- Given instruction
Your task is to repeat the listing exactly.
* Start Provided data *
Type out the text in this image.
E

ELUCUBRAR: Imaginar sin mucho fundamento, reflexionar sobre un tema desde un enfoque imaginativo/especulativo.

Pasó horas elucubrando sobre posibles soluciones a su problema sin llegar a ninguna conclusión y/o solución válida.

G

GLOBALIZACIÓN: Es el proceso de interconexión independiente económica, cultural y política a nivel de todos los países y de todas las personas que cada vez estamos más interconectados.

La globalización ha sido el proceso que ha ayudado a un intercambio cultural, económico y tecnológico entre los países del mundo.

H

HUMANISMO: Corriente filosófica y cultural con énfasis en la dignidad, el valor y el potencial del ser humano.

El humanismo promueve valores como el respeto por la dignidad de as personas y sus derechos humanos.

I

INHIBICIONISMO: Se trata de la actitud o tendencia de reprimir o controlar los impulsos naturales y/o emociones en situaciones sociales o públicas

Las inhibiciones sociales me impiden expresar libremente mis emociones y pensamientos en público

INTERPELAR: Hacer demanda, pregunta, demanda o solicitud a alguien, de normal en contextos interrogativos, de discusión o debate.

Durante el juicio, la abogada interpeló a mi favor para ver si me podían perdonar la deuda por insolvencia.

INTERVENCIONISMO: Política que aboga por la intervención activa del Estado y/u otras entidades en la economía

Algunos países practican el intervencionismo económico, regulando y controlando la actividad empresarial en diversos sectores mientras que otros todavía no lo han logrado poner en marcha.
* End Provided data *
- Result
Type out the text in this image.
E

ELUCUBRAR: Imaginar sin mucho fundamento, reflexionar sobre un tema desde un enfoque imaginativo/especulativo.

Pasó horas elucubrando sobre posibles soluciones a su problema sin llegar a ninguna conclusión y/o solución válida.

G

GLOBALIZACIÓN: Es el proceso de interconexión independiente económica, cultural y política a nivel de todos los países y de todas las personas que cada vez estamos más interconectados.

La globalización ha sido el proceso que ha ayudado a un intercambio cultural, económico y tecnológico entre los países del mundo.

H

HUMANISMO: Corriente filosófica y cultural con énfasis en la dignidad, el valor y el potencial del ser humano.

El humanismo promueve valores como el respeto por la dignidad de as personas y sus derechos humanos.

I

INHIBICIONISMO: Se trata de la actitud o tendencia de reprimir o controlar los impulsos naturales y/o emociones en situaciones sociales o públicas

Las inhibiciones sociales me impiden expresar libremente mis emociones y pensamientos en público

INTERPELAR: Hacer demanda, pregunta, demanda o solicitud a alguien, de normal en contextos interrogativos, de discusión o debate.

Durante el juicio, la abogada interpeló a mi favor para ver si me podían perdonar la deuda por insolvencia.

INTERVENCIONISMO: Política que aboga por la intervención activa del Estado y/u otras entidades en la economía

Algunos países practican el intervencionismo económico, regulando y controlando la actividad empresarial en diversos sectores mientras que otros todavía no lo han logrado poner en marcha.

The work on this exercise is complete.